What to do
Extract the text of every entry below exactly; leave images out.
--- Start ---
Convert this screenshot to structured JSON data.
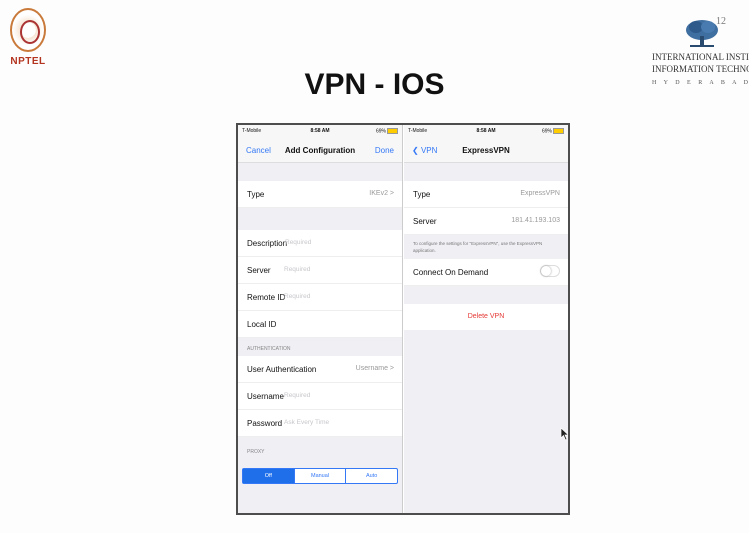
{
  "branding": {
    "nptel_text": "NPTEL",
    "page_number": "12",
    "institute_line1": "INTERNATIONAL INSTITUTE",
    "institute_line2": "INFORMATION TECHNOLO",
    "institute_city": "H Y D E R A B A D"
  },
  "slide": {
    "title": "VPN - IOS"
  },
  "left_screen": {
    "status": {
      "carrier": "T-Mobile",
      "time": "8:58 AM",
      "battery": "69%"
    },
    "nav": {
      "cancel": "Cancel",
      "title": "Add Configuration",
      "done": "Done"
    },
    "type": {
      "label": "Type",
      "value": "IKEv2 >"
    },
    "fields": [
      {
        "label": "Description",
        "placeholder": "Required"
      },
      {
        "label": "Server",
        "placeholder": "Required"
      },
      {
        "label": "Remote ID",
        "placeholder": "Required"
      },
      {
        "label": "Local ID",
        "placeholder": ""
      }
    ],
    "auth_header": "AUTHENTICATION",
    "user_auth": {
      "label": "User Authentication",
      "value": "Username >"
    },
    "username": {
      "label": "Username",
      "placeholder": "Required"
    },
    "password": {
      "label": "Password",
      "placeholder": "Ask Every Time"
    },
    "proxy_header": "PROXY",
    "proxy_options": [
      "Off",
      "Manual",
      "Auto"
    ],
    "proxy_selected": "Off"
  },
  "right_screen": {
    "status": {
      "carrier": "T-Mobile",
      "time": "8:58 AM",
      "battery": "69%"
    },
    "nav": {
      "back": "VPN",
      "title": "ExpressVPN"
    },
    "type": {
      "label": "Type",
      "value": "ExpressVPN"
    },
    "server": {
      "label": "Server",
      "value": "181.41.193.103"
    },
    "note": "To configure the settings for \"ExpressVPN\", use the ExpressVPN application.",
    "connect_on_demand": {
      "label": "Connect On Demand",
      "on": false
    },
    "delete_label": "Delete VPN"
  },
  "colors": {
    "ios_blue": "#3478f6",
    "delete_red": "#e53935",
    "background": "#efeff4"
  }
}
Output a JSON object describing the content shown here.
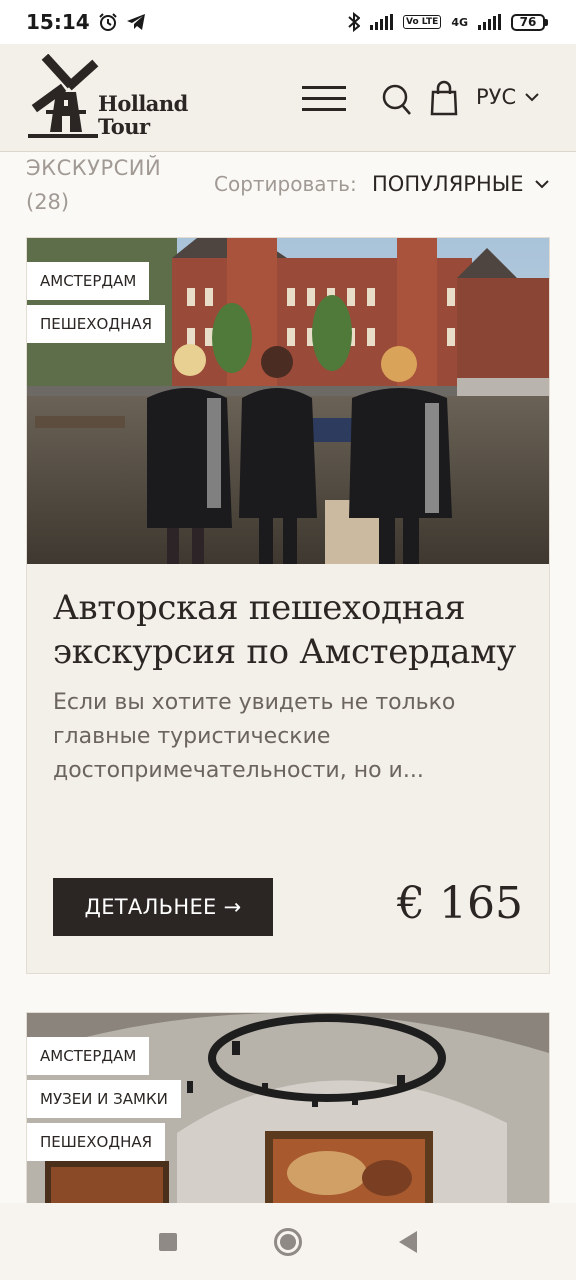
--- End ---
Answer to the problem
Convert this screenshot to structured JSON data.
{
  "branding": {
    "nptel_text": "NPTEL",
    "page_number": "12",
    "institute_line1": "INTERNATIONAL INSTITUTE",
    "institute_line2": "INFORMATION TECHNOLO",
    "institute_city": "H Y D E R A B A D"
  },
  "slide": {
    "title": "VPN - IOS"
  },
  "left_screen": {
    "status": {
      "carrier": "T-Mobile",
      "time": "8:58 AM",
      "battery": "69%"
    },
    "nav": {
      "cancel": "Cancel",
      "title": "Add Configuration",
      "done": "Done"
    },
    "type": {
      "label": "Type",
      "value": "IKEv2 >"
    },
    "fields": [
      {
        "label": "Description",
        "placeholder": "Required"
      },
      {
        "label": "Server",
        "placeholder": "Required"
      },
      {
        "label": "Remote ID",
        "placeholder": "Required"
      },
      {
        "label": "Local ID",
        "placeholder": ""
      }
    ],
    "auth_header": "AUTHENTICATION",
    "user_auth": {
      "label": "User Authentication",
      "value": "Username >"
    },
    "username": {
      "label": "Username",
      "placeholder": "Required"
    },
    "password": {
      "label": "Password",
      "placeholder": "Ask Every Time"
    },
    "proxy_header": "PROXY",
    "proxy_options": [
      "Off",
      "Manual",
      "Auto"
    ],
    "proxy_selected": "Off"
  },
  "right_screen": {
    "status": {
      "carrier": "T-Mobile",
      "time": "8:58 AM",
      "battery": "69%"
    },
    "nav": {
      "back": "VPN",
      "title": "ExpressVPN"
    },
    "type": {
      "label": "Type",
      "value": "ExpressVPN"
    },
    "server": {
      "label": "Server",
      "value": "181.41.193.103"
    },
    "note": "To configure the settings for \"ExpressVPN\", use the ExpressVPN application.",
    "connect_on_demand": {
      "label": "Connect On Demand",
      "on": false
    },
    "delete_label": "Delete VPN"
  },
  "colors": {
    "ios_blue": "#3478f6",
    "delete_red": "#e53935",
    "background": "#efeff4"
  }
}
Output a JSON object describing the content shown here.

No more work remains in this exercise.